Part of a data file:

>> BEGIN

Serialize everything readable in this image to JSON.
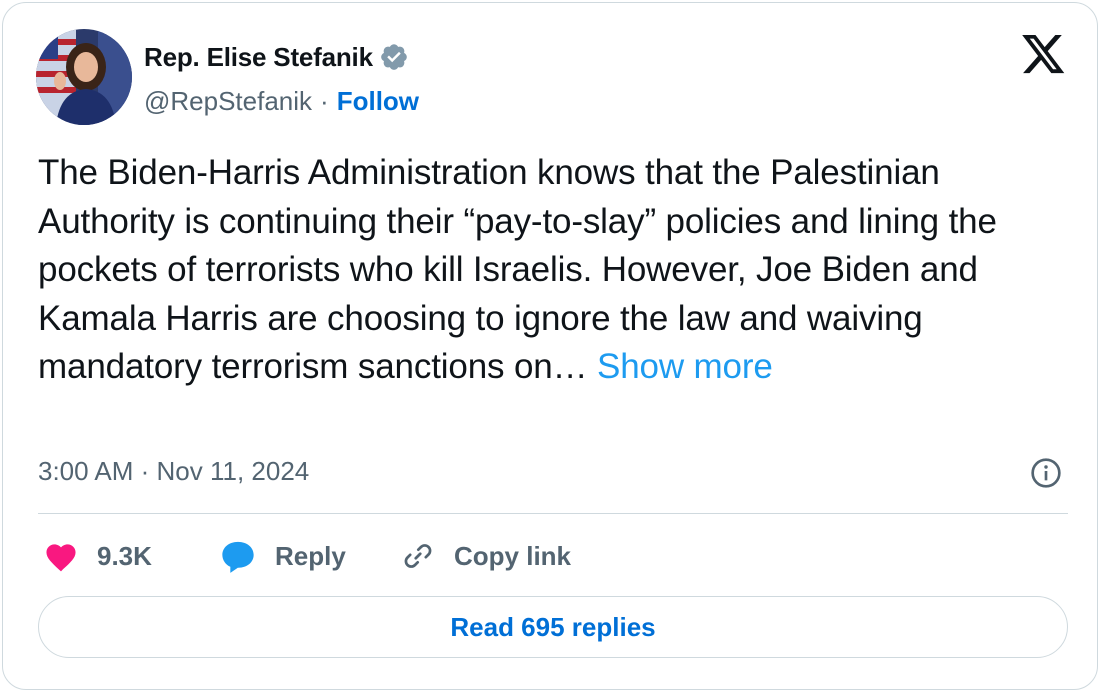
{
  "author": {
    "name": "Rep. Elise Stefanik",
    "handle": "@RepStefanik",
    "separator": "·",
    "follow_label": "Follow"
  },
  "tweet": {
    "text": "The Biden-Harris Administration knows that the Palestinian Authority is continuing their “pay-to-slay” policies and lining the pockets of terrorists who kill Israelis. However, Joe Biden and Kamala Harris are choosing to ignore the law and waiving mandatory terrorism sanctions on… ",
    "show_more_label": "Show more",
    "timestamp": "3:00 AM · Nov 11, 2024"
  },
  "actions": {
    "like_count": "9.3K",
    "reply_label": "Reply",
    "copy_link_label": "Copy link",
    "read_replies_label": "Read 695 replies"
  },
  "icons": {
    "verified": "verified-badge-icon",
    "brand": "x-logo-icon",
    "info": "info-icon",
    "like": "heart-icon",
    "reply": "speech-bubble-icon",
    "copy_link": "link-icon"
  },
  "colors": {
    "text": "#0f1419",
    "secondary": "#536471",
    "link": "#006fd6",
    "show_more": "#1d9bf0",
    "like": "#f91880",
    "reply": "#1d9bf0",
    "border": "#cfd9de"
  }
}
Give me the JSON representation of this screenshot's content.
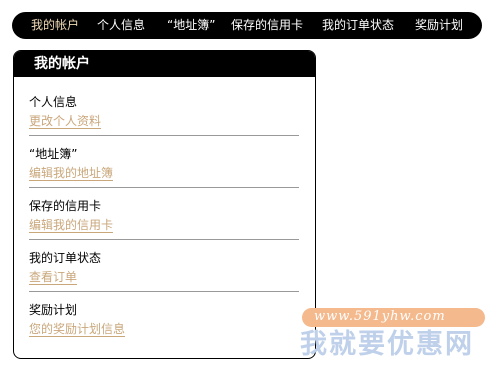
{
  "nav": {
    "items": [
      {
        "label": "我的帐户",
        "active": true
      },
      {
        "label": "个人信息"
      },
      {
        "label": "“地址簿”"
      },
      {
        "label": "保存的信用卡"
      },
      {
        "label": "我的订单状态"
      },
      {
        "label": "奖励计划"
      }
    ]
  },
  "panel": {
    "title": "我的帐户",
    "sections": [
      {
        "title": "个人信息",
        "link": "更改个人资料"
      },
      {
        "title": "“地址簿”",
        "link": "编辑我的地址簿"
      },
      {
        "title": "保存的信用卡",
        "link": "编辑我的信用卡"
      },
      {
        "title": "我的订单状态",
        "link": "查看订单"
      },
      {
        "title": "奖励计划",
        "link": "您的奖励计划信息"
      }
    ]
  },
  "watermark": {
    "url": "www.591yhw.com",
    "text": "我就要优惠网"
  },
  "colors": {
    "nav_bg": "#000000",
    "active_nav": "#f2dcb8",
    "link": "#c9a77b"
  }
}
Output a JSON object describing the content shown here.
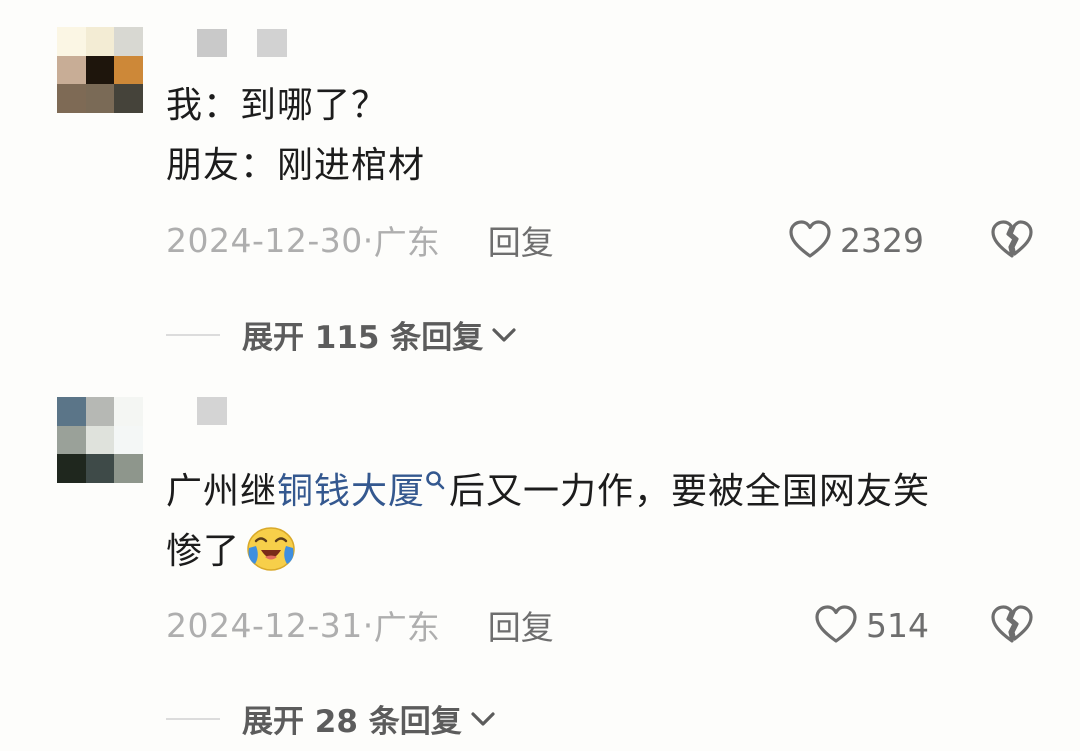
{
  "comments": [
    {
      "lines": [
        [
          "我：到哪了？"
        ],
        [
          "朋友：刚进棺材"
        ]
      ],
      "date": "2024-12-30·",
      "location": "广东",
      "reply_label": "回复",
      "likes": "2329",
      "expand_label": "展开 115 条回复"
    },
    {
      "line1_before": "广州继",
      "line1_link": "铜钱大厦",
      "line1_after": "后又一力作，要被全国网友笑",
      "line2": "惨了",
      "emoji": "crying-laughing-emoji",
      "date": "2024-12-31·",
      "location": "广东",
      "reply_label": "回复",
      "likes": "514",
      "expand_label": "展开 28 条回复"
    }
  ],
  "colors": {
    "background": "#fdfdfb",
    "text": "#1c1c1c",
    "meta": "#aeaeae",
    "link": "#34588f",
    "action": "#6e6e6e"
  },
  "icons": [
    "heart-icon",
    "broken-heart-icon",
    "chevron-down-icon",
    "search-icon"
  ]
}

>> END
>> BEGIN

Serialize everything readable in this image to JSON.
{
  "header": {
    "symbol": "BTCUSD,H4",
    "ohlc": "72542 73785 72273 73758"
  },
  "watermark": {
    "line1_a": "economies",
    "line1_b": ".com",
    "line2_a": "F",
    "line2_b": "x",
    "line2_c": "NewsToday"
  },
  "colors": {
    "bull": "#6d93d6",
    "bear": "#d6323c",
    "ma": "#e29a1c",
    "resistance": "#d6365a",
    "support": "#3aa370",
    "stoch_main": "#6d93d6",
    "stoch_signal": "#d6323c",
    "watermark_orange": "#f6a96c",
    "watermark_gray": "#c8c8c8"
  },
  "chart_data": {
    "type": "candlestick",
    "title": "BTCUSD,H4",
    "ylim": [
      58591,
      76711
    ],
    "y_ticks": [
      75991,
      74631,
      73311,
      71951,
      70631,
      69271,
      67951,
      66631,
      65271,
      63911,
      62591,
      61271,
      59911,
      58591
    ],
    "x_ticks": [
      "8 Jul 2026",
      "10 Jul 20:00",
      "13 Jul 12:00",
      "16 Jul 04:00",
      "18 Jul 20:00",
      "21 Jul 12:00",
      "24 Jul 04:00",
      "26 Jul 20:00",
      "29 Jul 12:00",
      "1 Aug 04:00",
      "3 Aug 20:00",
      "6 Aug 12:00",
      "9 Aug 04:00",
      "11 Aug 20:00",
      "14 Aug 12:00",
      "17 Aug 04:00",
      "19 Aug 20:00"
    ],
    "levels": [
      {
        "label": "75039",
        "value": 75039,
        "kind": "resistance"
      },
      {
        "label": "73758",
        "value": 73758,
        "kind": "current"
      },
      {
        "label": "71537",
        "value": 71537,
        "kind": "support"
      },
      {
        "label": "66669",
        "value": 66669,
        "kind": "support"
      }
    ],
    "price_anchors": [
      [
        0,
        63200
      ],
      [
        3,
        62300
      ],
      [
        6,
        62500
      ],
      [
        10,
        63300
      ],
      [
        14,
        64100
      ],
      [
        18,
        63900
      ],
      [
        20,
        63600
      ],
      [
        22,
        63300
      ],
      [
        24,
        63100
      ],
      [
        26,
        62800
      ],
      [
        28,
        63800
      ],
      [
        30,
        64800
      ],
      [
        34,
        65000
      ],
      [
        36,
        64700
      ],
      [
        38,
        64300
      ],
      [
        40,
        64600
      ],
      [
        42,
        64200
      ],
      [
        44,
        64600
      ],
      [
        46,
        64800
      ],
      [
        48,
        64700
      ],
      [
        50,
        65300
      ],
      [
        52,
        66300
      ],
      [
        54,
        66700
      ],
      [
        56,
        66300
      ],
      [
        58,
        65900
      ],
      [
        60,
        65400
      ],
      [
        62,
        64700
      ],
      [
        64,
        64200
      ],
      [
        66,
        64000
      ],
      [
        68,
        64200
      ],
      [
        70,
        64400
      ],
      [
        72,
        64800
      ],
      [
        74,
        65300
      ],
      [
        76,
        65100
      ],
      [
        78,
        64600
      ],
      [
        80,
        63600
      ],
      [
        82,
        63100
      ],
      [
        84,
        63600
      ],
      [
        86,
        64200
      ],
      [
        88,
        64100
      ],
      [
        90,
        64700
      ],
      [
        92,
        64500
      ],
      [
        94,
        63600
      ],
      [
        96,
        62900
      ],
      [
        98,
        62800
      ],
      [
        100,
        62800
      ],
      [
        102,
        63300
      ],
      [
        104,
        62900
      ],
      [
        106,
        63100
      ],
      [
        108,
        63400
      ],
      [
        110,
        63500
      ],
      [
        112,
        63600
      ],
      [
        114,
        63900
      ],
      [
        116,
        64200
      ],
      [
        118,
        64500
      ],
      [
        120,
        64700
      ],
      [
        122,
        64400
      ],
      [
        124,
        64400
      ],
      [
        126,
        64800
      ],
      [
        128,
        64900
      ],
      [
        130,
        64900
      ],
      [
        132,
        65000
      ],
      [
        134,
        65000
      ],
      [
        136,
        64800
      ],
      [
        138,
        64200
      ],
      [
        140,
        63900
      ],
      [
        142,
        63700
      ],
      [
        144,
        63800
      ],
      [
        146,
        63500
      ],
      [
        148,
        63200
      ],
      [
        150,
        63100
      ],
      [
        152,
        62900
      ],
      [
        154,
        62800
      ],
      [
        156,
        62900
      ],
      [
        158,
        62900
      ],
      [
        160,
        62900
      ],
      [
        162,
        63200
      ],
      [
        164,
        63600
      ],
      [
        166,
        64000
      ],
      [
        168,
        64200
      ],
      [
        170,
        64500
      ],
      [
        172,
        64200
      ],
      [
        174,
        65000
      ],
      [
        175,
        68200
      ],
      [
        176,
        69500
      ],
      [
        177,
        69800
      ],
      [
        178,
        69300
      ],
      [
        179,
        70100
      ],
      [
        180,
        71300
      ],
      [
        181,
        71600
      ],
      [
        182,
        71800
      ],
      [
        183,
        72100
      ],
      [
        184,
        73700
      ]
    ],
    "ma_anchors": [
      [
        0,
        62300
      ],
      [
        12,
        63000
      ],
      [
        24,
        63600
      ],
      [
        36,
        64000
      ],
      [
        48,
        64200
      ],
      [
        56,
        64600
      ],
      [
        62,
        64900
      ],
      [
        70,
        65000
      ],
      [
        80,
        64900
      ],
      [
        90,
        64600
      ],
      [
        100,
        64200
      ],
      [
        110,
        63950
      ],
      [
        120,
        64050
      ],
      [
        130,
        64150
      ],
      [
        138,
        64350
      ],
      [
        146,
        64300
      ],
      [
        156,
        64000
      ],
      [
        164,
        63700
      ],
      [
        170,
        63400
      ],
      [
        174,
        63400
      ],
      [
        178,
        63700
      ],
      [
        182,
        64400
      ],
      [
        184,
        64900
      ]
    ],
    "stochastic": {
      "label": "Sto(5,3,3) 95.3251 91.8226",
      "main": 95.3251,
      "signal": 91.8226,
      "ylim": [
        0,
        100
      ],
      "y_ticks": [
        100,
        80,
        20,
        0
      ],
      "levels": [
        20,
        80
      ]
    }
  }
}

>> END

_PROBLEM_: From the data above, copy each line where the string "heart" appears.

_OUTPUT BELOW_:
    "like": "heart-icon",
    "heart-icon",
    "broken-heart-icon",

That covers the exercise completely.